### Task statement
Say how many lines in the records include the string "targeting", adding no other words.

↓

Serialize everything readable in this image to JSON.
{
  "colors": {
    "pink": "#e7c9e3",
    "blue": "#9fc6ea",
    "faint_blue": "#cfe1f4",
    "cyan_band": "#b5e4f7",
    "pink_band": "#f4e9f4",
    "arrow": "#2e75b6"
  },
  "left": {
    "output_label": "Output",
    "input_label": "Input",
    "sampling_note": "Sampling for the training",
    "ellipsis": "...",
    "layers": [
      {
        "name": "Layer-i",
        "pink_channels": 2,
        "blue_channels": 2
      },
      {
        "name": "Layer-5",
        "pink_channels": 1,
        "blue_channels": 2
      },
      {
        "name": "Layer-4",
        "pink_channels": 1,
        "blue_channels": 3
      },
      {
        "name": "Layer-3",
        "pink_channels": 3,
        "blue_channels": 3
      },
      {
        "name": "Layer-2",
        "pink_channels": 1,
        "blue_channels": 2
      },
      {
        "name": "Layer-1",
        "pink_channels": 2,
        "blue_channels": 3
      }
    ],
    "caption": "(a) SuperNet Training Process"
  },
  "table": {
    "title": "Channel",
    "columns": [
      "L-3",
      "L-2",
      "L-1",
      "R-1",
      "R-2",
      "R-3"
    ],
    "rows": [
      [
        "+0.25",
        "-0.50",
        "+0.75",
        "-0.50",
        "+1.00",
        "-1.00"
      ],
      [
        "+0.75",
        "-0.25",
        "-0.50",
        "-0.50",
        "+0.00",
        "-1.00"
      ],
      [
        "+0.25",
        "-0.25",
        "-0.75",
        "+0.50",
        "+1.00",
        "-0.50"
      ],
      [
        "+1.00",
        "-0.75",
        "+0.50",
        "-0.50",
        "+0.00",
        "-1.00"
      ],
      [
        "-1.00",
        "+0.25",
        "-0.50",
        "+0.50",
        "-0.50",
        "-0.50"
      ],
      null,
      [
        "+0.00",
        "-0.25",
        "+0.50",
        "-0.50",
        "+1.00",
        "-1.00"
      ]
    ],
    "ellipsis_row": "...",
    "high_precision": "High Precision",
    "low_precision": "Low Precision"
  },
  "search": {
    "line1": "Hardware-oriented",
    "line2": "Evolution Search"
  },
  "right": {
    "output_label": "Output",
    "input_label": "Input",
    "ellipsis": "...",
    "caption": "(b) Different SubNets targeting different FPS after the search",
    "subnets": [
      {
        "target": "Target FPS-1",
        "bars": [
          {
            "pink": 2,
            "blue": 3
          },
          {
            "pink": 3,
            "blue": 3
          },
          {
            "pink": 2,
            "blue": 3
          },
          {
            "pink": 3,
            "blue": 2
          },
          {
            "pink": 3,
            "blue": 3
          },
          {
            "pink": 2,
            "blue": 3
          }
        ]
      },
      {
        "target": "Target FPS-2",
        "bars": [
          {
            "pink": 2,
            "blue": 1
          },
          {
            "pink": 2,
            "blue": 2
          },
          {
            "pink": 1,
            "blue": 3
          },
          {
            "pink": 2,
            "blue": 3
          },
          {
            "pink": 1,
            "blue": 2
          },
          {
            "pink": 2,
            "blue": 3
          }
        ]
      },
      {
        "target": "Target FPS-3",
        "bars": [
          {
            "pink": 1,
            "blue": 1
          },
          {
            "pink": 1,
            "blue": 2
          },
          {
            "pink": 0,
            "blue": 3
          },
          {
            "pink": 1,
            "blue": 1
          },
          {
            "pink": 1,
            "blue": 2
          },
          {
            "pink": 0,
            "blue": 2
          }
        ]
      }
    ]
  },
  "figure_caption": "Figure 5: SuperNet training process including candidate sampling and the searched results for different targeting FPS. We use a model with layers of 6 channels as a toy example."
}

↑

### Task result
2